__Data for this task__:
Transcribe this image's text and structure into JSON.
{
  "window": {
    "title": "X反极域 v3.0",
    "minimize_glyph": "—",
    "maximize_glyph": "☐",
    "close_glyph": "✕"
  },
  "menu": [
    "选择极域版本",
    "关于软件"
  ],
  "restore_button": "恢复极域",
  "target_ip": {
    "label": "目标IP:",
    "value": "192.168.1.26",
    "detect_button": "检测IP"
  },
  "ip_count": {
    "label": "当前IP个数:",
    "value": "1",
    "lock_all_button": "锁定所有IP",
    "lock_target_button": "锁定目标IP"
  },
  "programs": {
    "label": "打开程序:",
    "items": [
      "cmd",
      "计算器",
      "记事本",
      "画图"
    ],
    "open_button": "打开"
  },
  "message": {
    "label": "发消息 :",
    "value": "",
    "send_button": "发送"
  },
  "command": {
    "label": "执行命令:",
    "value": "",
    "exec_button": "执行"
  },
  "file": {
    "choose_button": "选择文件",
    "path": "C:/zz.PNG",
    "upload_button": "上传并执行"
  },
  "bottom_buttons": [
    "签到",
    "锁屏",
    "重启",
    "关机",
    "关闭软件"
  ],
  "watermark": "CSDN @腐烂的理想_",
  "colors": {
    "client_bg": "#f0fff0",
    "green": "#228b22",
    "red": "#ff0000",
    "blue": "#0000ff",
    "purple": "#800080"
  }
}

__Exercise prompt__: Extract the listing in its entirety and repeat it exactly.

__Solution for this task__:
Transcribe this image's text and structure into JSON.
{
  "window": {
    "title": "X反极域 v3.0",
    "minimize_glyph": "—",
    "maximize_glyph": "☐",
    "close_glyph": "✕"
  },
  "menu": [
    "选择极域版本",
    "关于软件"
  ],
  "restore_button": "恢复极域",
  "target_ip": {
    "label": "目标IP:",
    "value": "192.168.1.26",
    "detect_button": "检测IP"
  },
  "ip_count": {
    "label": "当前IP个数:",
    "value": "1",
    "lock_all_button": "锁定所有IP",
    "lock_target_button": "锁定目标IP"
  },
  "programs": {
    "label": "打开程序:",
    "items": [
      "cmd",
      "计算器",
      "记事本",
      "画图"
    ],
    "open_button": "打开"
  },
  "message": {
    "label": "发消息 :",
    "value": "",
    "send_button": "发送"
  },
  "command": {
    "label": "执行命令:",
    "value": "",
    "exec_button": "执行"
  },
  "file": {
    "choose_button": "选择文件",
    "path": "C:/zz.PNG",
    "upload_button": "上传并执行"
  },
  "bottom_buttons": [
    "签到",
    "锁屏",
    "重启",
    "关机",
    "关闭软件"
  ],
  "watermark": "CSDN @腐烂的理想_",
  "colors": {
    "client_bg": "#f0fff0",
    "green": "#228b22",
    "red": "#ff0000",
    "blue": "#0000ff",
    "purple": "#800080"
  }
}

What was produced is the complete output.